## Request
Quote the records that follow in full and exactly; leave out the pictures.

• • • •

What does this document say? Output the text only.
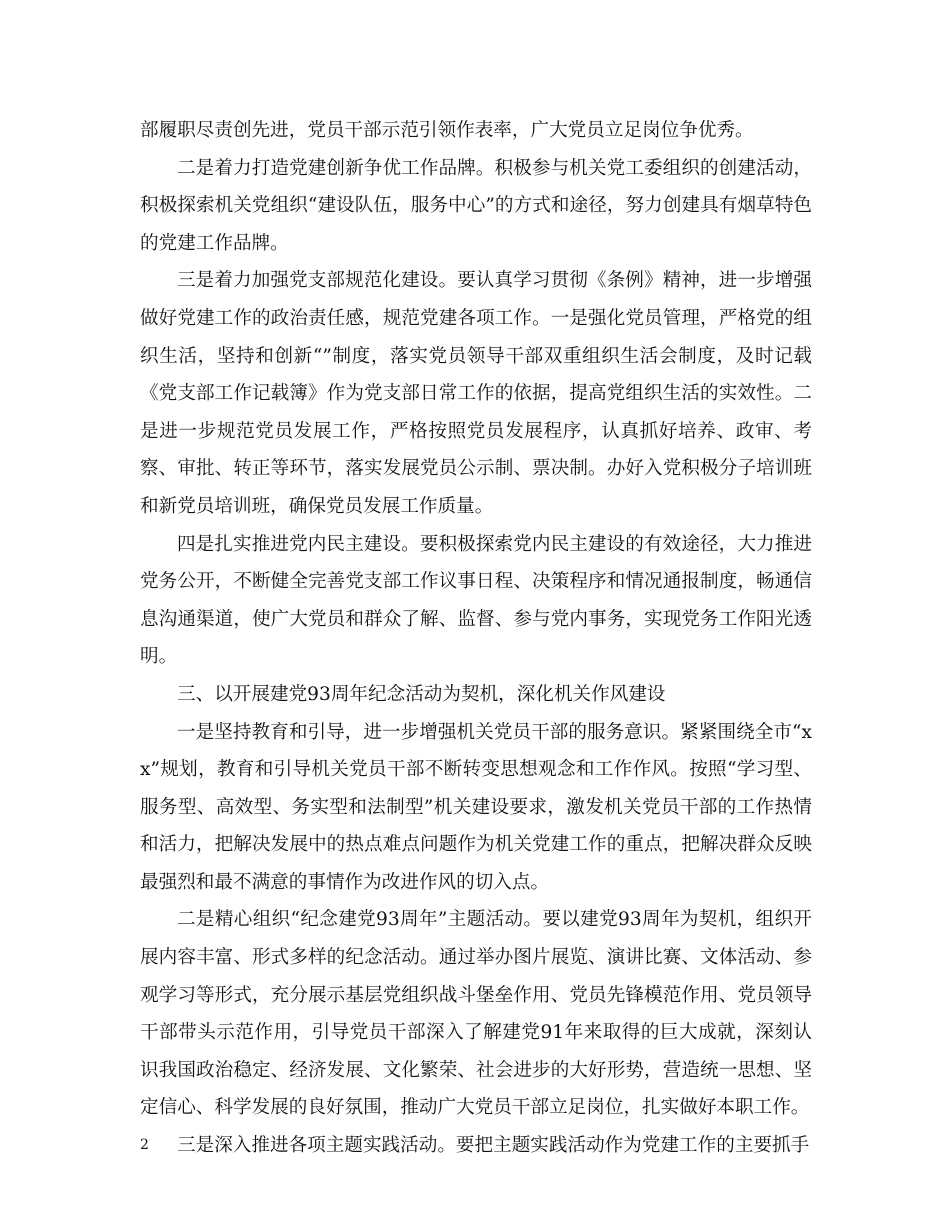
部履职尽责创先进，党员干部示范引领作表率，广大党员立足岗位争优秀。

二是着力打造党建创新争优工作品牌。积极参与机关党工委组织的创建活动，积极探索机关党组织“建设队伍，服务中心”的方式和途径，努力创建具有烟草特色的党建工作品牌。

三是着力加强党支部规范化建设。要认真学习贯彻《条例》精神，进一步增强做好党建工作的政治责任感，规范党建各项工作。一是强化党员管理，严格党的组织生活，坚持和创新“”制度，落实党员领导干部双重组织生活会制度，及时记载《党支部工作记载簿》作为党支部日常工作的依据，提高党组织生活的实效性。二是进一步规范党员发展工作，严格按照党员发展程序，认真抓好培养、政审、考察、审批、转正等环节，落实发展党员公示制、票决制。办好入党积极分子培训班和新党员培训班，确保党员发展工作质量。

四是扎实推进党内民主建设。要积极探索党内民主建设的有效途径，大力推进党务公开，不断健全完善党支部工作议事日程、决策程序和情况通报制度，畅通信息沟通渠道，使广大党员和群众了解、监督、参与党内事务，实现党务工作阳光透明。

三、以开展建党93周年纪念活动为契机，深化机关作风建设

一是坚持教育和引导，进一步增强机关党员干部的服务意识。紧紧围绕全市“xx”规划，教育和引导机关党员干部不断转变思想观念和工作作风。按照“学习型、服务型、高效型、务实型和法制型”机关建设要求，激发机关党员干部的工作热情和活力，把解决发展中的热点难点问题作为机关党建工作的重点，把解决群众反映最强烈和最不满意的事情作为改进作风的切入点。

二是精心组织“纪念建党93周年”主题活动。要以建党93周年为契机，组织开展内容丰富、形式多样的纪念活动。通过举办图片展览、演讲比赛、文体活动、参观学习等形式，充分展示基层党组织战斗堡垒作用、党员先锋模范作用、党员领导干部带头示范作用，引导党员干部深入了解建党91年来取得的巨大成就，深刻认识我国政治稳定、经济发展、文化繁荣、社会进步的大好形势，营造统一思想、坚定信心、科学发展的良好氛围，推动广大党员干部立足岗位，扎实做好本职工作。

三是深入推进各项主题实践活动。要把主题实践活动作为党建工作的主要抓手

2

• • • •

## Full answer
What does this document say? Output the text only.
部履职尽责创先进，党员干部示范引领作表率，广大党员立足岗位争优秀。

二是着力打造党建创新争优工作品牌。积极参与机关党工委组织的创建活动，积极探索机关党组织“建设队伍，服务中心”的方式和途径，努力创建具有烟草特色的党建工作品牌。

三是着力加强党支部规范化建设。要认真学习贯彻《条例》精神，进一步增强做好党建工作的政治责任感，规范党建各项工作。一是强化党员管理，严格党的组织生活，坚持和创新“”制度，落实党员领导干部双重组织生活会制度，及时记载《党支部工作记载簿》作为党支部日常工作的依据，提高党组织生活的实效性。二是进一步规范党员发展工作，严格按照党员发展程序，认真抓好培养、政审、考察、审批、转正等环节，落实发展党员公示制、票决制。办好入党积极分子培训班和新党员培训班，确保党员发展工作质量。

四是扎实推进党内民主建设。要积极探索党内民主建设的有效途径，大力推进党务公开，不断健全完善党支部工作议事日程、决策程序和情况通报制度，畅通信息沟通渠道，使广大党员和群众了解、监督、参与党内事务，实现党务工作阳光透明。

三、以开展建党93周年纪念活动为契机，深化机关作风建设

一是坚持教育和引导，进一步增强机关党员干部的服务意识。紧紧围绕全市“xx”规划，教育和引导机关党员干部不断转变思想观念和工作作风。按照“学习型、服务型、高效型、务实型和法制型”机关建设要求，激发机关党员干部的工作热情和活力，把解决发展中的热点难点问题作为机关党建工作的重点，把解决群众反映最强烈和最不满意的事情作为改进作风的切入点。

二是精心组织“纪念建党93周年”主题活动。要以建党93周年为契机，组织开展内容丰富、形式多样的纪念活动。通过举办图片展览、演讲比赛、文体活动、参观学习等形式，充分展示基层党组织战斗堡垒作用、党员先锋模范作用、党员领导干部带头示范作用，引导党员干部深入了解建党91年来取得的巨大成就，深刻认识我国政治稳定、经济发展、文化繁荣、社会进步的大好形势，营造统一思想、坚定信心、科学发展的良好氛围，推动广大党员干部立足岗位，扎实做好本职工作。

三是深入推进各项主题实践活动。要把主题实践活动作为党建工作的主要抓手

2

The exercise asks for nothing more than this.